▶ [WHAT YOU WILL DO] Pick every line from the data that holds the word "underlying".

# Start of GIVEN ENTRIES

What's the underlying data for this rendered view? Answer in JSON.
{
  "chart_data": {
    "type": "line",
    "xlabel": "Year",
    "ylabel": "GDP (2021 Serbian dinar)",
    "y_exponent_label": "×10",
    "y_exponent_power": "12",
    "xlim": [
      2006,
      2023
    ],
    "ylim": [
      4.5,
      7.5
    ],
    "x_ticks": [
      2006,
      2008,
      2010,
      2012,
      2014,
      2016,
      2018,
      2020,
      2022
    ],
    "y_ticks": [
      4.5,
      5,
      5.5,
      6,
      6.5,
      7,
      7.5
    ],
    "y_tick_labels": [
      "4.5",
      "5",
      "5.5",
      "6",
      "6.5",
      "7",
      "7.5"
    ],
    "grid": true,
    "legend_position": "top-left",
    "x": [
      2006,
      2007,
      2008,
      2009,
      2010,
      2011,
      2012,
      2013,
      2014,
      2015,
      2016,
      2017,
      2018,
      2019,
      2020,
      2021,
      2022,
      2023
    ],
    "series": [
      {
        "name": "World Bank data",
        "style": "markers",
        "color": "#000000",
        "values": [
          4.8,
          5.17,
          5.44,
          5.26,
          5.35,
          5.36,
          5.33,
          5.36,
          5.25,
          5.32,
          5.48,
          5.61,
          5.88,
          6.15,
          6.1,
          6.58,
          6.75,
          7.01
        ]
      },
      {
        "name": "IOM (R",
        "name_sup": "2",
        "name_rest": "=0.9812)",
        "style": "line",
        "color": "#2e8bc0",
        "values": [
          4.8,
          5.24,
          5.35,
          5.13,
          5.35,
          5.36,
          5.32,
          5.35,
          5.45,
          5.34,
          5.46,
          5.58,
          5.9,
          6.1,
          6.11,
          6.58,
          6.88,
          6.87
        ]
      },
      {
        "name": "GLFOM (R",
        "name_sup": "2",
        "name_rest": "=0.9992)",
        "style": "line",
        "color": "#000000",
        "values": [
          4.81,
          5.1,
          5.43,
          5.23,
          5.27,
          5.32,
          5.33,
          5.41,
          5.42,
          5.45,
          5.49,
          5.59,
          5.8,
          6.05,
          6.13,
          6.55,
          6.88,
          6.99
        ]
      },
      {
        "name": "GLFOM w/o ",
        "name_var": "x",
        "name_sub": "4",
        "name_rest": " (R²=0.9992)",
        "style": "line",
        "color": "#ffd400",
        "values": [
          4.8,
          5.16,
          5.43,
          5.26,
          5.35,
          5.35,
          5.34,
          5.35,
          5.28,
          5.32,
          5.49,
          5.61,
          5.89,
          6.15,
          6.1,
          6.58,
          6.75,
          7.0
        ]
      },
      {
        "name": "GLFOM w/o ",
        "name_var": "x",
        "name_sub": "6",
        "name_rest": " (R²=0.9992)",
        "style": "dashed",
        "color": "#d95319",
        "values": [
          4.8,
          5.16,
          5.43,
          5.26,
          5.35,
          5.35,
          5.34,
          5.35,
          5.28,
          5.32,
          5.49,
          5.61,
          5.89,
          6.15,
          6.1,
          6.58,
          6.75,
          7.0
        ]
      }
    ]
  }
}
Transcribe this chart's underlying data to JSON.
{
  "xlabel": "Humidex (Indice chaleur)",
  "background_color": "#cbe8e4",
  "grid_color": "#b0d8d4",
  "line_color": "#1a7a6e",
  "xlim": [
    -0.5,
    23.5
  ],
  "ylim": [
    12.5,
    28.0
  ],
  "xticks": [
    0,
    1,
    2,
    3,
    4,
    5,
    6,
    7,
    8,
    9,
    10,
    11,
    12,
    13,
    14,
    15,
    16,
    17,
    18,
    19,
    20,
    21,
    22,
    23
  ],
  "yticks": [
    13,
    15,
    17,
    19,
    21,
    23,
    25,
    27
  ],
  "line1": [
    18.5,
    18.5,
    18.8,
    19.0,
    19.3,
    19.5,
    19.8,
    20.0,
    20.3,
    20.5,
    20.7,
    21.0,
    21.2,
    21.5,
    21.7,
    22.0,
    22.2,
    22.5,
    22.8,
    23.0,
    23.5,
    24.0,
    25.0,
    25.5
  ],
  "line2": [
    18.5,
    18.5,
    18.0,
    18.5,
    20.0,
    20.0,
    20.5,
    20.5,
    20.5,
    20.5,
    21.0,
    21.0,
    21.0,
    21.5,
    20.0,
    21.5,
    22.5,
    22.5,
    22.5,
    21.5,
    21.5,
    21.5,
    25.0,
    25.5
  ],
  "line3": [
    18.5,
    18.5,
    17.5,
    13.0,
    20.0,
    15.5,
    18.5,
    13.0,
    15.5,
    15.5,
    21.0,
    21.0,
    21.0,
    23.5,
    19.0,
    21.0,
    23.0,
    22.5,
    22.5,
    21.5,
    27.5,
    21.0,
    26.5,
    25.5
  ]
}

# End of GIVEN ENTRIES

▶ [FULL SOLUTION]
What's the underlying data for this rendered view? Answer in JSON.
Transcribe this chart's underlying data to JSON.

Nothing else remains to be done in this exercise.